(Saved entries):
---

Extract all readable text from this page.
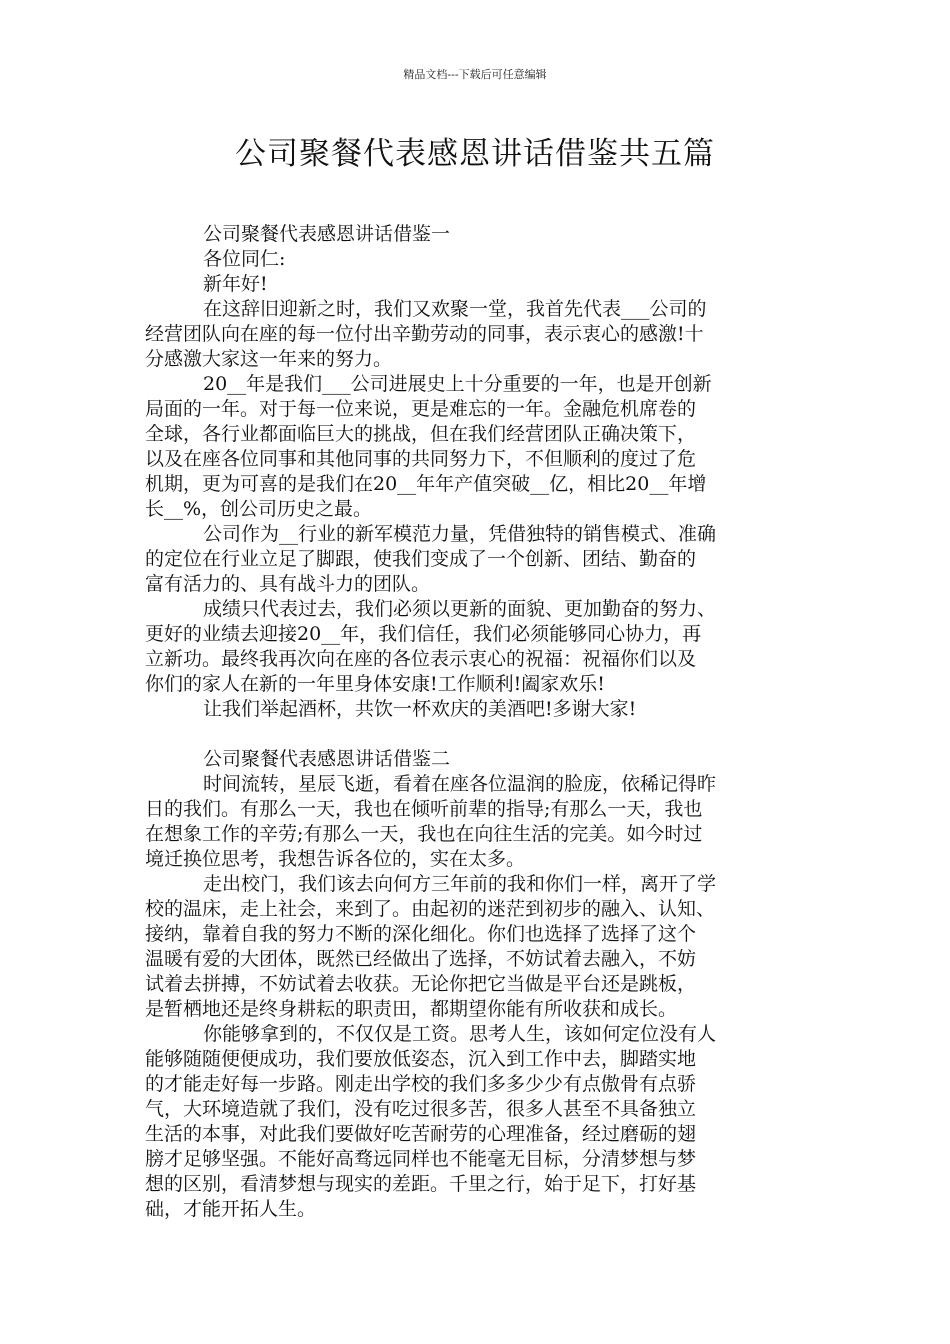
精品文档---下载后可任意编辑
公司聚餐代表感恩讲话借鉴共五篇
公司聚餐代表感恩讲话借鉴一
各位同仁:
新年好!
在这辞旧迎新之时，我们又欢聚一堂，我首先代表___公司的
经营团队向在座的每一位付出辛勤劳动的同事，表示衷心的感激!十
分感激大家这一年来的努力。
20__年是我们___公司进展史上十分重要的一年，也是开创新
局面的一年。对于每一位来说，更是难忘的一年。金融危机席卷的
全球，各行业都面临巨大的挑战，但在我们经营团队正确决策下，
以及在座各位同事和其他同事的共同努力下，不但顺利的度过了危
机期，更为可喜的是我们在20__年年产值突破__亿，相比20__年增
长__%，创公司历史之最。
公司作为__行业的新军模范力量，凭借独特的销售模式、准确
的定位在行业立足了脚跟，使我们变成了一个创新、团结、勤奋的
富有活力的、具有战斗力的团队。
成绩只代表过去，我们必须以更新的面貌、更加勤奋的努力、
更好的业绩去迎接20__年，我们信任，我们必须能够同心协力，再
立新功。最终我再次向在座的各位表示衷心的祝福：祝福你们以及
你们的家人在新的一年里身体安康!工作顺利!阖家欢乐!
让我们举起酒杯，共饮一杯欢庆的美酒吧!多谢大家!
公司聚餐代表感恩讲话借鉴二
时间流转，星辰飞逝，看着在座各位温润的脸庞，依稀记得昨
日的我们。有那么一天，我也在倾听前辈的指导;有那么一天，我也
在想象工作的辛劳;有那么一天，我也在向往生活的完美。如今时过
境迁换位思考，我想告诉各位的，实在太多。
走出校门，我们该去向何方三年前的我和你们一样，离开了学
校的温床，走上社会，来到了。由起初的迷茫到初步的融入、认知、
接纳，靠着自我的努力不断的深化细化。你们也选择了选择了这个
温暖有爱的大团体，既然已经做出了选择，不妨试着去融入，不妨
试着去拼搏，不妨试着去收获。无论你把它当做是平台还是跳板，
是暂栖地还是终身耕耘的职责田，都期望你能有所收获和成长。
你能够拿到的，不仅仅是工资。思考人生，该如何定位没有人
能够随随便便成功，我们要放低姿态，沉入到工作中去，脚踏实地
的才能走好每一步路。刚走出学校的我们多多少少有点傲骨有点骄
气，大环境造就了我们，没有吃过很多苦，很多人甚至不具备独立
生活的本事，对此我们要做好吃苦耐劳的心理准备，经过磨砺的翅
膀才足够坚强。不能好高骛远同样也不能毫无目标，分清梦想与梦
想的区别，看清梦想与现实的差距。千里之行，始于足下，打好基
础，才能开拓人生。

---

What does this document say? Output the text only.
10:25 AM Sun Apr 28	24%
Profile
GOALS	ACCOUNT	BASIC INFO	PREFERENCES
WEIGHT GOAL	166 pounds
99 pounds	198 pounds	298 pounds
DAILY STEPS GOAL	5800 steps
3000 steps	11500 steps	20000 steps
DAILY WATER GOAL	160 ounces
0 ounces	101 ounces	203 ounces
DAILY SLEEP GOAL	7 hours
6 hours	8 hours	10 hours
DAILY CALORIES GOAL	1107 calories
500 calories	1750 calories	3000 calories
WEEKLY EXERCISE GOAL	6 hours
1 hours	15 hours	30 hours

---

Sift through the entries and copy every line with "DAILY".

DAILY STEPS GOAL	5800 steps
DAILY WATER GOAL	160 ounces
DAILY SLEEP GOAL	7 hours
DAILY CALORIES GOAL	1107 calories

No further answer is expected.